Your task is to gather the lines below that hold the string "Gefahr".

Items from a data source:
•••••

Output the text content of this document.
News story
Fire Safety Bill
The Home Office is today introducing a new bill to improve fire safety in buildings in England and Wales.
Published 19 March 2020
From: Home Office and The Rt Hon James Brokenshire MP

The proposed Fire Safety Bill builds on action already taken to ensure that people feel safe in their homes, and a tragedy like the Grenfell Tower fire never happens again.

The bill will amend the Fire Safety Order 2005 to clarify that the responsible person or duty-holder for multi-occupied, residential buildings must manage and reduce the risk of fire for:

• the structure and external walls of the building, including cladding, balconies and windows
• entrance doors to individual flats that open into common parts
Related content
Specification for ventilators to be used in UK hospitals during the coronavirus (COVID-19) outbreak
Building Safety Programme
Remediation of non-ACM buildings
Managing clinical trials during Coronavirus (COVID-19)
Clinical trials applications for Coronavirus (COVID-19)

•••••

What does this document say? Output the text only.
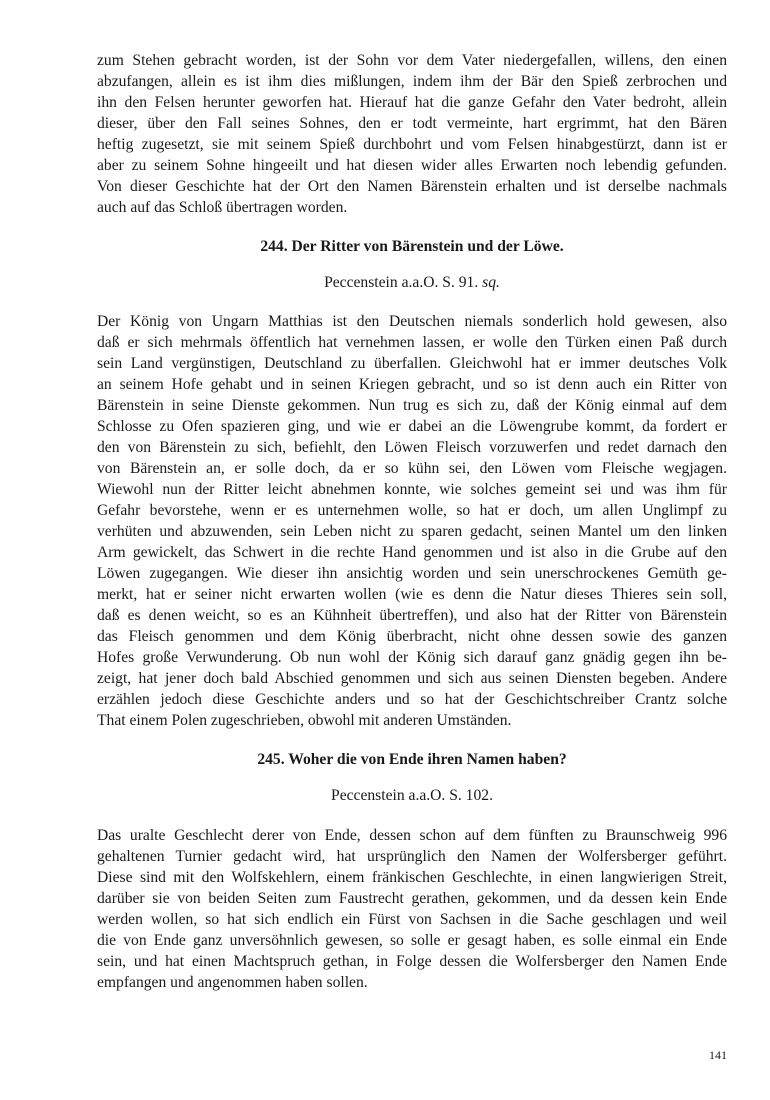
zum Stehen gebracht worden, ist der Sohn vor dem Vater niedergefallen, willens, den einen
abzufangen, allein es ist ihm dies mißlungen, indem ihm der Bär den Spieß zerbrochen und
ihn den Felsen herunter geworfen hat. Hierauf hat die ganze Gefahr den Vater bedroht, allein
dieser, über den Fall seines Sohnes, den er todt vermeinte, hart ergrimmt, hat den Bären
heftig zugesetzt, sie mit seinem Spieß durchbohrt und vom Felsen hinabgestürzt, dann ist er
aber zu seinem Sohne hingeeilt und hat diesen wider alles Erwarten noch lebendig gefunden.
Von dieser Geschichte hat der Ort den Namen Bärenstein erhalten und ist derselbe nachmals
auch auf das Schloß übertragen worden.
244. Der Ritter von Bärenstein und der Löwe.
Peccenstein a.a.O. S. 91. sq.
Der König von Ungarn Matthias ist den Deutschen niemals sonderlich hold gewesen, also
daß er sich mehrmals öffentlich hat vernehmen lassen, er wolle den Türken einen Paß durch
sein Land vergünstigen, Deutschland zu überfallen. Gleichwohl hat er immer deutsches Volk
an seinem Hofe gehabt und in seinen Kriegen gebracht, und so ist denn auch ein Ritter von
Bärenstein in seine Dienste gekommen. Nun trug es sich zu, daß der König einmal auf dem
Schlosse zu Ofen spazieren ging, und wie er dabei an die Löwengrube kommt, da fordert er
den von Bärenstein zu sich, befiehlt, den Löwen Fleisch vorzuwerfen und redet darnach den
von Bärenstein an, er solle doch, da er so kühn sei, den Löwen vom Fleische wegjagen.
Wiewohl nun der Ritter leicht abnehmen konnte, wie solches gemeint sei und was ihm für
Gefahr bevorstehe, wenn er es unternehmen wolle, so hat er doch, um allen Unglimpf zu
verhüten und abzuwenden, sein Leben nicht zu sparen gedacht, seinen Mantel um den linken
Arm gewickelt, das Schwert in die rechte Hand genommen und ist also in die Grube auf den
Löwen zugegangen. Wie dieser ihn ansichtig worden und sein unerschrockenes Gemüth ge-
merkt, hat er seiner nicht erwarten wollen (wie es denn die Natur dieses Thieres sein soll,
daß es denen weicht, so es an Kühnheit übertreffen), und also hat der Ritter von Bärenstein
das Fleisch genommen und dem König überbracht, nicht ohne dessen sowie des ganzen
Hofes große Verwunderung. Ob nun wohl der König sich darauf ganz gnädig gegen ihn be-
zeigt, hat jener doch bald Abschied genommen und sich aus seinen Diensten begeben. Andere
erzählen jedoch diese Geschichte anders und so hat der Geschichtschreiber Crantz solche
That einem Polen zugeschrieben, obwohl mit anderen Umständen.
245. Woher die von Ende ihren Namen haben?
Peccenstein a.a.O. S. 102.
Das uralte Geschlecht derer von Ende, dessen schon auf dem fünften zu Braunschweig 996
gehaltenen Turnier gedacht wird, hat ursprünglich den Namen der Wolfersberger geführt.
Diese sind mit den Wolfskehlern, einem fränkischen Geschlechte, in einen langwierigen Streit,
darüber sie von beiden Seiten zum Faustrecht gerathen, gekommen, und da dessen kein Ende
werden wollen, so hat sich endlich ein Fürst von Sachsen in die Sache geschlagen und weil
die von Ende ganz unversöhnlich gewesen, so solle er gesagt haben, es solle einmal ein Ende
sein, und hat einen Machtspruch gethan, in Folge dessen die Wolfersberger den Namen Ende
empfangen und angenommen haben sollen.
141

•••••

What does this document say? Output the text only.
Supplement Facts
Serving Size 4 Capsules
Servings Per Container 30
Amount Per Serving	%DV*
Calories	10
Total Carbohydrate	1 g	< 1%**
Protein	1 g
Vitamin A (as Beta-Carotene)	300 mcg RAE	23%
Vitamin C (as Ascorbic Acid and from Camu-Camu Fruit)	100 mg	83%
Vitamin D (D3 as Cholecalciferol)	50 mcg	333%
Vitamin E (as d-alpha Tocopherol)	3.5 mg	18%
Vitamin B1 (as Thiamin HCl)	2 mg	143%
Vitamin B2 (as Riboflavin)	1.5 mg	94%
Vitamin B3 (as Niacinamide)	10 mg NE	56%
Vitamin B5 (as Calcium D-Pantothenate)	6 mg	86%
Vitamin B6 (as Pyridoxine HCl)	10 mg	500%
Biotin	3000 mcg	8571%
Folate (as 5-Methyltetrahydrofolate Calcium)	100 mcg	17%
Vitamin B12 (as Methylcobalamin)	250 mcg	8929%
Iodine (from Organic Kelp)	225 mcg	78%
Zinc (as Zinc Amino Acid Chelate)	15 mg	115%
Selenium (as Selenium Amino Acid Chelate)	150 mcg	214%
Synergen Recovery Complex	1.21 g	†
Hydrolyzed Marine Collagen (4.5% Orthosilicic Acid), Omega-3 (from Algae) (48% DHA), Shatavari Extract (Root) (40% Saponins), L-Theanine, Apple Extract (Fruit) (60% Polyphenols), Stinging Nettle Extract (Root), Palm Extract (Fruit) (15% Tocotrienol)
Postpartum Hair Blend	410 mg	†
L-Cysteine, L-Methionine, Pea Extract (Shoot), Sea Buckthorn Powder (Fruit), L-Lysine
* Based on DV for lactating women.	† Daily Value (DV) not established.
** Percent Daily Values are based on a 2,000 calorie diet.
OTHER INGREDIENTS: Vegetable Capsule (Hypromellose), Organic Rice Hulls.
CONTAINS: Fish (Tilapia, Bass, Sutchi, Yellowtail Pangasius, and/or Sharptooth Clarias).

•••••

- _RESULT OF THE TASK_
ihn den Felsen herunter geworfen hat. Hierauf hat die ganze Gefahr den Vater bedroht, allein
Gefahr bevorstehe, wenn er es unternehmen wolle, so hat er doch, um allen Unglimpf zu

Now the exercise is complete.